* [Problem requirements]:
Go through the material and pull out every line with the string "Reissner" in it.

* * *

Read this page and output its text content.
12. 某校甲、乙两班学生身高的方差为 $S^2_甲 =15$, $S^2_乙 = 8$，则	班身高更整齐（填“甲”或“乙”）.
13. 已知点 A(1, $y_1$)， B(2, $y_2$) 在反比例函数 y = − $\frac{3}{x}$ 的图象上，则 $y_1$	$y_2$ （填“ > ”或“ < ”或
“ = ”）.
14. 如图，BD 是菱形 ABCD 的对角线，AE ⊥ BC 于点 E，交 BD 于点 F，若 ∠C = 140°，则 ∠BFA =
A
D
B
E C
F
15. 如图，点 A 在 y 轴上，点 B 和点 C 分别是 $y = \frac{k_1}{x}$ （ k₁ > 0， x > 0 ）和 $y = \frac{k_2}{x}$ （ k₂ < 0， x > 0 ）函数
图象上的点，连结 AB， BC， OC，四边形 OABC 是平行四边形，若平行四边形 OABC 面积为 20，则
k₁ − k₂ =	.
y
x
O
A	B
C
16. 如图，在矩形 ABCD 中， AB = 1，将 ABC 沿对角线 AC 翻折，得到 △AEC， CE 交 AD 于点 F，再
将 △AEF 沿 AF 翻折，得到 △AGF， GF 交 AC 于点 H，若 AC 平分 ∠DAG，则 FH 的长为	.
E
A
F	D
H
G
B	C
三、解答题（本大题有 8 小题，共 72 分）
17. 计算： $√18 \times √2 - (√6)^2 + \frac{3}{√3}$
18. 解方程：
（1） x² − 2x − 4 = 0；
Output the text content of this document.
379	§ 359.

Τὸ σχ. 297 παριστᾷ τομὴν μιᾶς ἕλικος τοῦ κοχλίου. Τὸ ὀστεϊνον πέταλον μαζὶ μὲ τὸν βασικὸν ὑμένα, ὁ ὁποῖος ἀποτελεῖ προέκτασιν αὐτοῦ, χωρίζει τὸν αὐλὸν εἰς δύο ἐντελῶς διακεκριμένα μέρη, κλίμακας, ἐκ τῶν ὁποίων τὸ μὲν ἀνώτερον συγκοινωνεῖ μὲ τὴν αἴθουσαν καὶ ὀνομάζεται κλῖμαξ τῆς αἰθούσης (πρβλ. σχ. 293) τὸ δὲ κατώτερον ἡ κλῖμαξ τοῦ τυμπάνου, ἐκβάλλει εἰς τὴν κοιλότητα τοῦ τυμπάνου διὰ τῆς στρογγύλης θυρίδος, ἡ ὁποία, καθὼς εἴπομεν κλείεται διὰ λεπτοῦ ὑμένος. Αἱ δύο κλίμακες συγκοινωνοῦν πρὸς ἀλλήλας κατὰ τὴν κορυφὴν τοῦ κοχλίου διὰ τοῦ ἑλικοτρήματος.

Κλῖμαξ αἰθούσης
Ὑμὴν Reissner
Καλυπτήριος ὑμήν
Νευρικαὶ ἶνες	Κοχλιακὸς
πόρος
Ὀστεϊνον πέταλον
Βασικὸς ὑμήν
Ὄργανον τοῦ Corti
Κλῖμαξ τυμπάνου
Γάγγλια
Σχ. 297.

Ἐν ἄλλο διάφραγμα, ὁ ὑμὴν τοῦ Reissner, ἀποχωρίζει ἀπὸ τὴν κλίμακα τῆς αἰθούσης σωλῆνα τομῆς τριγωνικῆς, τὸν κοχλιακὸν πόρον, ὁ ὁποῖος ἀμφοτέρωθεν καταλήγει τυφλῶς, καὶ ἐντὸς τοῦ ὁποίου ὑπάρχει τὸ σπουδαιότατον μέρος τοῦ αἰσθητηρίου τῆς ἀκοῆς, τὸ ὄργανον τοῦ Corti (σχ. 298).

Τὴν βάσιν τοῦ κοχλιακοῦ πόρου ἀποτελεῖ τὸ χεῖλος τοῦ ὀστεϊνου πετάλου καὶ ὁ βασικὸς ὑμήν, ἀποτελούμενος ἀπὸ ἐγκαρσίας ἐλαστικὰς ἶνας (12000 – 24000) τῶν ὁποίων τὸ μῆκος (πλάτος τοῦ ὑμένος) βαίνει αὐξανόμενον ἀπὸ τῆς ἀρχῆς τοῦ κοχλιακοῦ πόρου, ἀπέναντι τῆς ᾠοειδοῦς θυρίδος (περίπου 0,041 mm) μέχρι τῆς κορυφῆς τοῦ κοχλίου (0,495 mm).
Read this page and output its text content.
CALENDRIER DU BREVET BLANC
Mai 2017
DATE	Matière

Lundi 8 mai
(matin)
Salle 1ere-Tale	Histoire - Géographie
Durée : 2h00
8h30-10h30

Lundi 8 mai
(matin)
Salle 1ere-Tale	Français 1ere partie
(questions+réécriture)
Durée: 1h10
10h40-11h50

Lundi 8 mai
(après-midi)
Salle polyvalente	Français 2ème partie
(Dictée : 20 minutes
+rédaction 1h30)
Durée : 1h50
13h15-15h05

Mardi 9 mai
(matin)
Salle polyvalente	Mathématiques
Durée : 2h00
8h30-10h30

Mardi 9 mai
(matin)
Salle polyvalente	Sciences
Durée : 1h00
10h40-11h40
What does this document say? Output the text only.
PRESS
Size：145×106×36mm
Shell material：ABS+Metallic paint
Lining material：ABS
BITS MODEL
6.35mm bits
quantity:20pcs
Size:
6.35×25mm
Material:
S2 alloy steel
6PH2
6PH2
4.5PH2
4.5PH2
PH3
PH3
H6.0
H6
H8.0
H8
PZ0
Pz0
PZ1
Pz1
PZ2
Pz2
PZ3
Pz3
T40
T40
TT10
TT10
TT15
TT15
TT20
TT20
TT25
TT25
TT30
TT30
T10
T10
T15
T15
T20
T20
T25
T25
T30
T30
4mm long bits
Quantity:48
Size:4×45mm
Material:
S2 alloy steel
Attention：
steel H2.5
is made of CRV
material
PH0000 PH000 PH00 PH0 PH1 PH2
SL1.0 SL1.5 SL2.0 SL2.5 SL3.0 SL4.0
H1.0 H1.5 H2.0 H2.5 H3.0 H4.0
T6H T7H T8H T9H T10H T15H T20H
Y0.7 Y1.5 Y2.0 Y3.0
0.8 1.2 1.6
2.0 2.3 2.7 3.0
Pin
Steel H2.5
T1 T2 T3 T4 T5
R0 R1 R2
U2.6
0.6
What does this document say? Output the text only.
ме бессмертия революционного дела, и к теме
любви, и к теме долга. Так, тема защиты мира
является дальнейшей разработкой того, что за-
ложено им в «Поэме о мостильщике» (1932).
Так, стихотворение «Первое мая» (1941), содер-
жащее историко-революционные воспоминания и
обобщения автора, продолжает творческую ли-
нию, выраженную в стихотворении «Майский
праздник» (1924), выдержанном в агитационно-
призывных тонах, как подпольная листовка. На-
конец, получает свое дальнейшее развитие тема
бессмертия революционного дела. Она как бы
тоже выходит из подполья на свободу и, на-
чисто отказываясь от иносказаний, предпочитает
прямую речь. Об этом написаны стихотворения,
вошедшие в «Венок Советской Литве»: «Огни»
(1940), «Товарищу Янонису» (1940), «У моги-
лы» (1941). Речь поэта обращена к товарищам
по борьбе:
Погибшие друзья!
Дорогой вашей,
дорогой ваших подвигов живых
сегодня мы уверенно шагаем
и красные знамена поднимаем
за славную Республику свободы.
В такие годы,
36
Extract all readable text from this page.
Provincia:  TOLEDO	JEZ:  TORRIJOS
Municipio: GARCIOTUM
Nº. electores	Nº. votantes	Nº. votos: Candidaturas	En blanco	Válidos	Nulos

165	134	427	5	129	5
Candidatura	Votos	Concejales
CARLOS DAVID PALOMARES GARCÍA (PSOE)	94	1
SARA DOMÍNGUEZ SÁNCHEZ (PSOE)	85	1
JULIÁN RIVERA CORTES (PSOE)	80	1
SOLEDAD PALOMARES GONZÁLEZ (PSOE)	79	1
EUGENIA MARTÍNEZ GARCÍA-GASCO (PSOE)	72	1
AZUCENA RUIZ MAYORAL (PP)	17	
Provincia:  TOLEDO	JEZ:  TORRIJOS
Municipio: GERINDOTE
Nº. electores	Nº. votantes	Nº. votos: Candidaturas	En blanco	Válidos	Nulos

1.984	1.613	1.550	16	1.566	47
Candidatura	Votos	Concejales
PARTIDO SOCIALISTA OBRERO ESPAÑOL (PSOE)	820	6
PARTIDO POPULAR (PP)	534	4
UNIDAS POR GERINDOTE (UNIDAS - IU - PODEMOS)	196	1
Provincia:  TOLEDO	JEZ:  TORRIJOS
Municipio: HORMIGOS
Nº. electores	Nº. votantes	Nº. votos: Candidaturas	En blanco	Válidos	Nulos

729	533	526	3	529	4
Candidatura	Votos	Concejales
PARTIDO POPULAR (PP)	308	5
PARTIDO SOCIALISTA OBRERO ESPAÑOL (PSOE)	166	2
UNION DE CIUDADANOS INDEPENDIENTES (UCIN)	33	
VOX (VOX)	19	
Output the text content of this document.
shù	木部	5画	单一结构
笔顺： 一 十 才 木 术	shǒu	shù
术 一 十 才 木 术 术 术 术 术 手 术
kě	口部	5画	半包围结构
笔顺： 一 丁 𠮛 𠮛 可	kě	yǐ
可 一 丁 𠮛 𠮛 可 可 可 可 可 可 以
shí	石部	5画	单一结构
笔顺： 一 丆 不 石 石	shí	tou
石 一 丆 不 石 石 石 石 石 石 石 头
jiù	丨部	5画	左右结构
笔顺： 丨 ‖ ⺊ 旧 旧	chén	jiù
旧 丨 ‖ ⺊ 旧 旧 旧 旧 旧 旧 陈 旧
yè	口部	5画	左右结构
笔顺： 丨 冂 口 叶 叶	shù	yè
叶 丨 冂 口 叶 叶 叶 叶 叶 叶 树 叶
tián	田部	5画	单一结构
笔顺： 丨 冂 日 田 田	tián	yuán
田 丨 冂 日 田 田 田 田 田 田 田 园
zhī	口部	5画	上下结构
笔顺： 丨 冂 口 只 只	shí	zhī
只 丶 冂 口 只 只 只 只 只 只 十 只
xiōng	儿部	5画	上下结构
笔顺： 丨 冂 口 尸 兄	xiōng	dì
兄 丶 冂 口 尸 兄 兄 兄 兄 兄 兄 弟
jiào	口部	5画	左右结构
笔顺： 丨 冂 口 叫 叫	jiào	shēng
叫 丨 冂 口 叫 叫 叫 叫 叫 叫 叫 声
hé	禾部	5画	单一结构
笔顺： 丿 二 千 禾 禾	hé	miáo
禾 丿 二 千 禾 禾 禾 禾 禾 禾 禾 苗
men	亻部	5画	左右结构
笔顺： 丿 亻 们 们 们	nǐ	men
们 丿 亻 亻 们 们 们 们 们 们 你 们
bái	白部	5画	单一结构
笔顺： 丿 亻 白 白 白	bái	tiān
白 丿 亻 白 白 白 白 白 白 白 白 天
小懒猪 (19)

* * *

* [Full answer]:
Ὑμὴν Reissner
Ἐν ἄλλο διάφραγμα, ὁ ὑμὴν τοῦ Reissner, ἀποχωρίζει ἀπὸ τὴν κλίμακα τῆς αἰθούσης σωλῆνα τομῆς τριγωνικῆς, τὸν κοχλιακὸν πόρον, ὁ ὁποῖος ἀμφοτέρωθεν καταλήγει τυφλῶς, καὶ ἐντὸς τοῦ ὁποίου ὑπάρχει τὸ σπουδαιότατον μέρος τοῦ αἰσθητηρίου τῆς ἀκοῆς, τὸ ὄργανον τοῦ Corti (σχ. 298).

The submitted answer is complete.